Saved entries:
--------------------------------
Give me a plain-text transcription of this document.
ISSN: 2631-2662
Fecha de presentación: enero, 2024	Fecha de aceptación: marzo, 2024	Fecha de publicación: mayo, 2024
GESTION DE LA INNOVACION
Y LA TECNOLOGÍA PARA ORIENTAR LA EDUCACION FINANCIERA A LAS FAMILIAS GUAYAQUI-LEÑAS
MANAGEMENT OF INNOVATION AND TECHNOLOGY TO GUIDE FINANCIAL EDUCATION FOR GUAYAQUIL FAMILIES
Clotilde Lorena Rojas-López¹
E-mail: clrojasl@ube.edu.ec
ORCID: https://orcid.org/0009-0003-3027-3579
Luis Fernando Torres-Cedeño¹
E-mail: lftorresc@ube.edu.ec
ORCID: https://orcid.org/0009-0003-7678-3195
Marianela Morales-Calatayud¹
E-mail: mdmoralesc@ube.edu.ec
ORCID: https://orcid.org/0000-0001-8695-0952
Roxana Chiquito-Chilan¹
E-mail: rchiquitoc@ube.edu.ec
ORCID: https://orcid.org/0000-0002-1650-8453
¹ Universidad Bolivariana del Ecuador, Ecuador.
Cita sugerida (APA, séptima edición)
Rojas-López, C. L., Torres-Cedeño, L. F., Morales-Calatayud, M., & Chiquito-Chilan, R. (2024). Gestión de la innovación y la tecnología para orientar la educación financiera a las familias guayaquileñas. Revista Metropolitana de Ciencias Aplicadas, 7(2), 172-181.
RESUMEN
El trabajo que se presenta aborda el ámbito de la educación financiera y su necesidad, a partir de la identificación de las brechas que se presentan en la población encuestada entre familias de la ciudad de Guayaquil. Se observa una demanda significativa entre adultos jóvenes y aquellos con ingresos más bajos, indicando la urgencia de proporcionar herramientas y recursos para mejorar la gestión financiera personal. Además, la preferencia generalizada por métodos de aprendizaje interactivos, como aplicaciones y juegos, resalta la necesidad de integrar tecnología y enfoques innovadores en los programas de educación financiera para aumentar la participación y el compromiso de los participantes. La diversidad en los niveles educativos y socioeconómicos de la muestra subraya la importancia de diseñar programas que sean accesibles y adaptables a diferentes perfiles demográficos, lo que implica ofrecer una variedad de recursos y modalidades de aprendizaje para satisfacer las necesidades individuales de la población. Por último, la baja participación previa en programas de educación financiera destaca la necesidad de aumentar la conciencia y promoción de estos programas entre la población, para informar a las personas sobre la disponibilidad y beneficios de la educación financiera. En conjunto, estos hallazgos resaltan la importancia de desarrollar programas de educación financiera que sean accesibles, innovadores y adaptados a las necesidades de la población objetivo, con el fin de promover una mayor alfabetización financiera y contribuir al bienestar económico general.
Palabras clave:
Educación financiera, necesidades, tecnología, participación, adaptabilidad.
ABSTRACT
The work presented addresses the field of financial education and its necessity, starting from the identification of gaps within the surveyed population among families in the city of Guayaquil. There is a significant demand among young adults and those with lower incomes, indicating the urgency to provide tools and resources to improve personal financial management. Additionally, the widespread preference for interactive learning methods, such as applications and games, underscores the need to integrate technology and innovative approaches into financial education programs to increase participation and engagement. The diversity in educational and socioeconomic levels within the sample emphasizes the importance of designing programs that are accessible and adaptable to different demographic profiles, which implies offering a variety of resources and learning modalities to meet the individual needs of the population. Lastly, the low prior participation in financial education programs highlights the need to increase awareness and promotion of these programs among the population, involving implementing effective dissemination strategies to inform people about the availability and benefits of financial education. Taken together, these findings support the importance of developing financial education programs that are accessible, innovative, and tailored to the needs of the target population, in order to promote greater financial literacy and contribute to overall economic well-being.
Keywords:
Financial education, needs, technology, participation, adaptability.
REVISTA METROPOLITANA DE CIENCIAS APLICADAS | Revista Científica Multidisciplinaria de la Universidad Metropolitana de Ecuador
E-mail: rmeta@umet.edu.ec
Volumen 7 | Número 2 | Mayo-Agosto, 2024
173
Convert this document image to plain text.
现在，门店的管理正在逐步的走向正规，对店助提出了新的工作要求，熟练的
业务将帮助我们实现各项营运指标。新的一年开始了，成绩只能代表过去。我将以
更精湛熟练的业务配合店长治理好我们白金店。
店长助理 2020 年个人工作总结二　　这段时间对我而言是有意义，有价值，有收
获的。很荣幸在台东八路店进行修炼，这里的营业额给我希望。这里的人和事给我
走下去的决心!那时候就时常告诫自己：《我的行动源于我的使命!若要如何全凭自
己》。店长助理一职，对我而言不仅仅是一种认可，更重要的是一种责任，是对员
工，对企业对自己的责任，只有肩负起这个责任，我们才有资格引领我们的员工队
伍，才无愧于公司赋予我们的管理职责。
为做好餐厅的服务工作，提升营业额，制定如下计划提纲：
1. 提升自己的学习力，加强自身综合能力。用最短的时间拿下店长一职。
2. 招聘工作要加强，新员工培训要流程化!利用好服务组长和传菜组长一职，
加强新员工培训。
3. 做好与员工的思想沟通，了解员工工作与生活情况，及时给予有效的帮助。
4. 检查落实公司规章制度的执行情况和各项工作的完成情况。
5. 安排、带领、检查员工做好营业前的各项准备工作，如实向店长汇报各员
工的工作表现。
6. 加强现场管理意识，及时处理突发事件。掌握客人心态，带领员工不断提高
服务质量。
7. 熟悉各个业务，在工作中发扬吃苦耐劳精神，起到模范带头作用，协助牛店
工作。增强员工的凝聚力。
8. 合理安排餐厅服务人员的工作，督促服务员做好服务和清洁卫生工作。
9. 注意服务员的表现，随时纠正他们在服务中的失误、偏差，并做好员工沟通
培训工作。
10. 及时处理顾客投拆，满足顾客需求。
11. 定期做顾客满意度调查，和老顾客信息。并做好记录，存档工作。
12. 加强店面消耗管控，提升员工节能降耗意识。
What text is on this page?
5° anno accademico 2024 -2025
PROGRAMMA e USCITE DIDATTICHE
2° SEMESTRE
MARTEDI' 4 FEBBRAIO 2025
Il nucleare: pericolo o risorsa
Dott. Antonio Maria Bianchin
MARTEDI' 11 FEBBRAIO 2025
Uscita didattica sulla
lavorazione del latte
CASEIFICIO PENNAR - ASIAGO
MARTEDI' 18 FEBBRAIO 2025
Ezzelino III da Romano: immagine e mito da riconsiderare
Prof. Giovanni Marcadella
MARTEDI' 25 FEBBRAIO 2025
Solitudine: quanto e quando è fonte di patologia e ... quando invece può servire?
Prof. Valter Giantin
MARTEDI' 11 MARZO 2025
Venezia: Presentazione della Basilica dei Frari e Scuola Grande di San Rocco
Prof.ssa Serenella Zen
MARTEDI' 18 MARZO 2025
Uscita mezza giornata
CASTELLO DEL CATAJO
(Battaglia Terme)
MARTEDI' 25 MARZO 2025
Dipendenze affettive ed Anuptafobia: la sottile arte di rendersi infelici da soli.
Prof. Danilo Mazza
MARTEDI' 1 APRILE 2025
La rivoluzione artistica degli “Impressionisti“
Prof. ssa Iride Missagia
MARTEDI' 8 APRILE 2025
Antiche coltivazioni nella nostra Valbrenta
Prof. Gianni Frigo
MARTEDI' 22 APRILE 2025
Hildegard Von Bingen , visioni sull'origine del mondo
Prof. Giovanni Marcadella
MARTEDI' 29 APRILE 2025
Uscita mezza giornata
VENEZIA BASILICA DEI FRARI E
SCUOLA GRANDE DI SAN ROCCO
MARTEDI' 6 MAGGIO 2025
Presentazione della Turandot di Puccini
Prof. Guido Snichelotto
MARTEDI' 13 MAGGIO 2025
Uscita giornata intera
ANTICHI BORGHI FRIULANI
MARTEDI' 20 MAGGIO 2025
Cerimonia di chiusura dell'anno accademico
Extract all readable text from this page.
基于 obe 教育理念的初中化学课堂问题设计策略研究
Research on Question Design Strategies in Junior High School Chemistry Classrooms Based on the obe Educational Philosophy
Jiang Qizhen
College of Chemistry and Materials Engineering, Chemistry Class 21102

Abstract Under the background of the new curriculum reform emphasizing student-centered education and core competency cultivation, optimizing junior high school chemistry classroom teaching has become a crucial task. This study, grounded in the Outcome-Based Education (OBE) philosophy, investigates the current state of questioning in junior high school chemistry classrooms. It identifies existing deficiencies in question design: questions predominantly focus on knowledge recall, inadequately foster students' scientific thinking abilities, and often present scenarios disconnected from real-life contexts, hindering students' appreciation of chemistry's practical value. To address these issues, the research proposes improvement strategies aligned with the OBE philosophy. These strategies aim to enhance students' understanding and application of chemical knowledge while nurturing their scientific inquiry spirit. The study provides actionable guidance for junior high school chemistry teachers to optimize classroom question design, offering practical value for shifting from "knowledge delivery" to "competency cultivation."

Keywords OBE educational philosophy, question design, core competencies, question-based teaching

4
--------------------------------
Set task → Using the listing above, say how many of its lines contain the string "document", giving nothing but the figure.

Exercise solution → 2